Saved data entries
○ ○ ○
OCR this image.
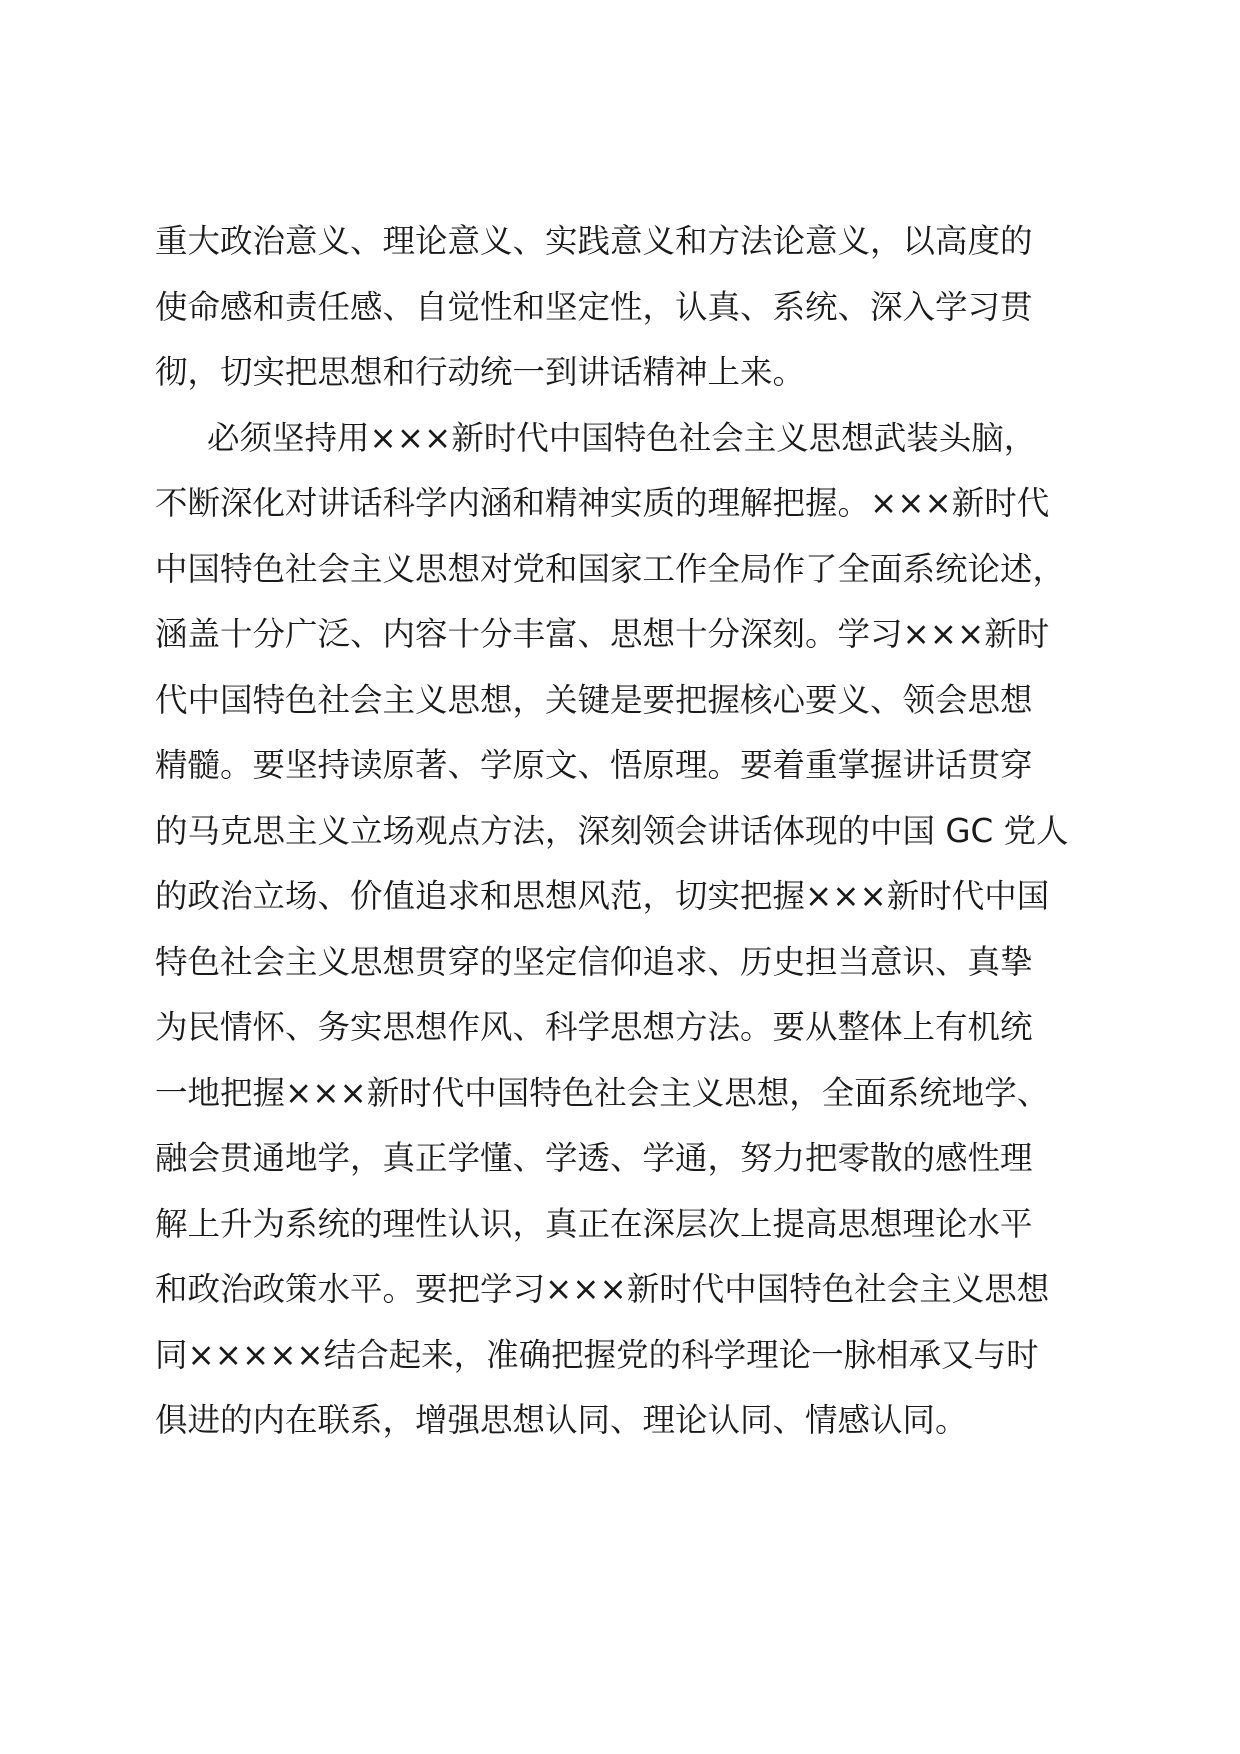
重大政治意义、理论意义、实践意义和方法论意义，以高度的
使命感和责任感、自觉性和坚定性，认真、系统、深入学习贯
彻，切实把思想和行动统一到讲话精神上来。
必须坚持用×××新时代中国特色社会主义思想武装头脑，
不断深化对讲话科学内涵和精神实质的理解把握。×××新时代
中国特色社会主义思想对党和国家工作全局作了全面系统论述，
涵盖十分广泛、内容十分丰富、思想十分深刻。学习×××新时
代中国特色社会主义思想，关键是要把握核心要义、领会思想
精髓。要坚持读原著、学原文、悟原理。要着重掌握讲话贯穿
的马克思主义立场观点方法，深刻领会讲话体现的中国 GC 党人
的政治立场、价值追求和思想风范，切实把握×××新时代中国
特色社会主义思想贯穿的坚定信仰追求、历史担当意识、真挚
为民情怀、务实思想作风、科学思想方法。要从整体上有机统
一地把握×××新时代中国特色社会主义思想，全面系统地学、
融会贯通地学，真正学懂、学透、学通，努力把零散的感性理
解上升为系统的理性认识，真正在深层次上提高思想理论水平
和政治政策水平。要把学习×××新时代中国特色社会主义思想
同×××××结合起来，准确把握党的科学理论一脉相承又与时
俱进的内在联系，增强思想认同、理论认同、情感认同。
○ ○ ○
◆ **DIRECTIVE**
Write out again every line above exactly as given; the pictures do not belong in the copy.

◆ **EXERCISE RESPONSE**
OCR this image.
重大政治意义、理论意义、实践意义和方法论意义，以高度的
使命感和责任感、自觉性和坚定性，认真、系统、深入学习贯
彻，切实把思想和行动统一到讲话精神上来。
必须坚持用×××新时代中国特色社会主义思想武装头脑，
不断深化对讲话科学内涵和精神实质的理解把握。×××新时代
中国特色社会主义思想对党和国家工作全局作了全面系统论述，
涵盖十分广泛、内容十分丰富、思想十分深刻。学习×××新时
代中国特色社会主义思想，关键是要把握核心要义、领会思想
精髓。要坚持读原著、学原文、悟原理。要着重掌握讲话贯穿
的马克思主义立场观点方法，深刻领会讲话体现的中国 GC 党人
的政治立场、价值追求和思想风范，切实把握×××新时代中国
特色社会主义思想贯穿的坚定信仰追求、历史担当意识、真挚
为民情怀、务实思想作风、科学思想方法。要从整体上有机统
一地把握×××新时代中国特色社会主义思想，全面系统地学、
融会贯通地学，真正学懂、学透、学通，努力把零散的感性理
解上升为系统的理性认识，真正在深层次上提高思想理论水平
和政治政策水平。要把学习×××新时代中国特色社会主义思想
同×××××结合起来，准确把握党的科学理论一脉相承又与时
俱进的内在联系，增强思想认同、理论认同、情感认同。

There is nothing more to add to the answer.